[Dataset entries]
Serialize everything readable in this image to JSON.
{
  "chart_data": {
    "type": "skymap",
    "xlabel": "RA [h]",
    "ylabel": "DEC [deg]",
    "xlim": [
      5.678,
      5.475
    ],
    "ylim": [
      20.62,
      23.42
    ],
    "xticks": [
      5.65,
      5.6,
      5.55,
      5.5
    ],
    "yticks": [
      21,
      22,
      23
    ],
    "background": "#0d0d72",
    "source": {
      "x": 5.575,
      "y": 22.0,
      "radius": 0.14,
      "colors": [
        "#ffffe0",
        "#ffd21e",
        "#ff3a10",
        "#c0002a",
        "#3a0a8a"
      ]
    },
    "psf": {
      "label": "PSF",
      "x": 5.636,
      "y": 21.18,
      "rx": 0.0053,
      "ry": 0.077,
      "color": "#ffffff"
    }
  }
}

### TASK STATEMENT
All of the entries must be quoted exactly; please include each one.

### WRITTEN RESPONSE
Serialize everything readable in this image to JSON.
{
  "chart_data": {
    "type": "skymap",
    "xlabel": "RA [h]",
    "ylabel": "DEC [deg]",
    "xlim": [
      5.678,
      5.475
    ],
    "ylim": [
      20.62,
      23.42
    ],
    "xticks": [
      5.65,
      5.6,
      5.55,
      5.5
    ],
    "yticks": [
      21,
      22,
      23
    ],
    "background": "#0d0d72",
    "source": {
      "x": 5.575,
      "y": 22.0,
      "radius": 0.14,
      "colors": [
        "#ffffe0",
        "#ffd21e",
        "#ff3a10",
        "#c0002a",
        "#3a0a8a"
      ]
    },
    "psf": {
      "label": "PSF",
      "x": 5.636,
      "y": 21.18,
      "rx": 0.0053,
      "ry": 0.077,
      "color": "#ffffff"
    }
  }
}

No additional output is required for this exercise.